[Extracted records]

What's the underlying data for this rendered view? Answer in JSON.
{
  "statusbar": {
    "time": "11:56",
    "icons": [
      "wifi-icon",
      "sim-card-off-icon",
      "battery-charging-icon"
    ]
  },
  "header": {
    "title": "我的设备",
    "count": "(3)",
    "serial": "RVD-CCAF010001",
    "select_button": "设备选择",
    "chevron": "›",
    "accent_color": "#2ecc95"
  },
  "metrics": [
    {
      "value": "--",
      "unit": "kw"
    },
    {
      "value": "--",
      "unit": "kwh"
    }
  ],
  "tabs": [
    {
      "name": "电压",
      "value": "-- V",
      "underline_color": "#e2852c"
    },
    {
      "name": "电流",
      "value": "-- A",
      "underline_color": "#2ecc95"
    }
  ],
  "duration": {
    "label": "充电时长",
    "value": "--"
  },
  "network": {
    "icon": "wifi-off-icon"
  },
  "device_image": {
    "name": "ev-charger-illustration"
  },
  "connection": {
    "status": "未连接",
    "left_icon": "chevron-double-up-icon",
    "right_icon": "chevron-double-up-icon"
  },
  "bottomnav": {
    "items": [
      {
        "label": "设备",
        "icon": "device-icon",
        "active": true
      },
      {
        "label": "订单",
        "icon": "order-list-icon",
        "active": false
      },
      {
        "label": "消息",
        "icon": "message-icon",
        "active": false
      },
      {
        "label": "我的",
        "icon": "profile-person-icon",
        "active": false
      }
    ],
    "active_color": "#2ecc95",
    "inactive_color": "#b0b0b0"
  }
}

What is required: Output the full listing without altering anything.

Worked answer:
What's the underlying data for this rendered view? Answer in JSON.
{
  "statusbar": {
    "time": "11:56",
    "icons": [
      "wifi-icon",
      "sim-card-off-icon",
      "battery-charging-icon"
    ]
  },
  "header": {
    "title": "我的设备",
    "count": "(3)",
    "serial": "RVD-CCAF010001",
    "select_button": "设备选择",
    "chevron": "›",
    "accent_color": "#2ecc95"
  },
  "metrics": [
    {
      "value": "--",
      "unit": "kw"
    },
    {
      "value": "--",
      "unit": "kwh"
    }
  ],
  "tabs": [
    {
      "name": "电压",
      "value": "-- V",
      "underline_color": "#e2852c"
    },
    {
      "name": "电流",
      "value": "-- A",
      "underline_color": "#2ecc95"
    }
  ],
  "duration": {
    "label": "充电时长",
    "value": "--"
  },
  "network": {
    "icon": "wifi-off-icon"
  },
  "device_image": {
    "name": "ev-charger-illustration"
  },
  "connection": {
    "status": "未连接",
    "left_icon": "chevron-double-up-icon",
    "right_icon": "chevron-double-up-icon"
  },
  "bottomnav": {
    "items": [
      {
        "label": "设备",
        "icon": "device-icon",
        "active": true
      },
      {
        "label": "订单",
        "icon": "order-list-icon",
        "active": false
      },
      {
        "label": "消息",
        "icon": "message-icon",
        "active": false
      },
      {
        "label": "我的",
        "icon": "profile-person-icon",
        "active": false
      }
    ],
    "active_color": "#2ecc95",
    "inactive_color": "#b0b0b0"
  }
}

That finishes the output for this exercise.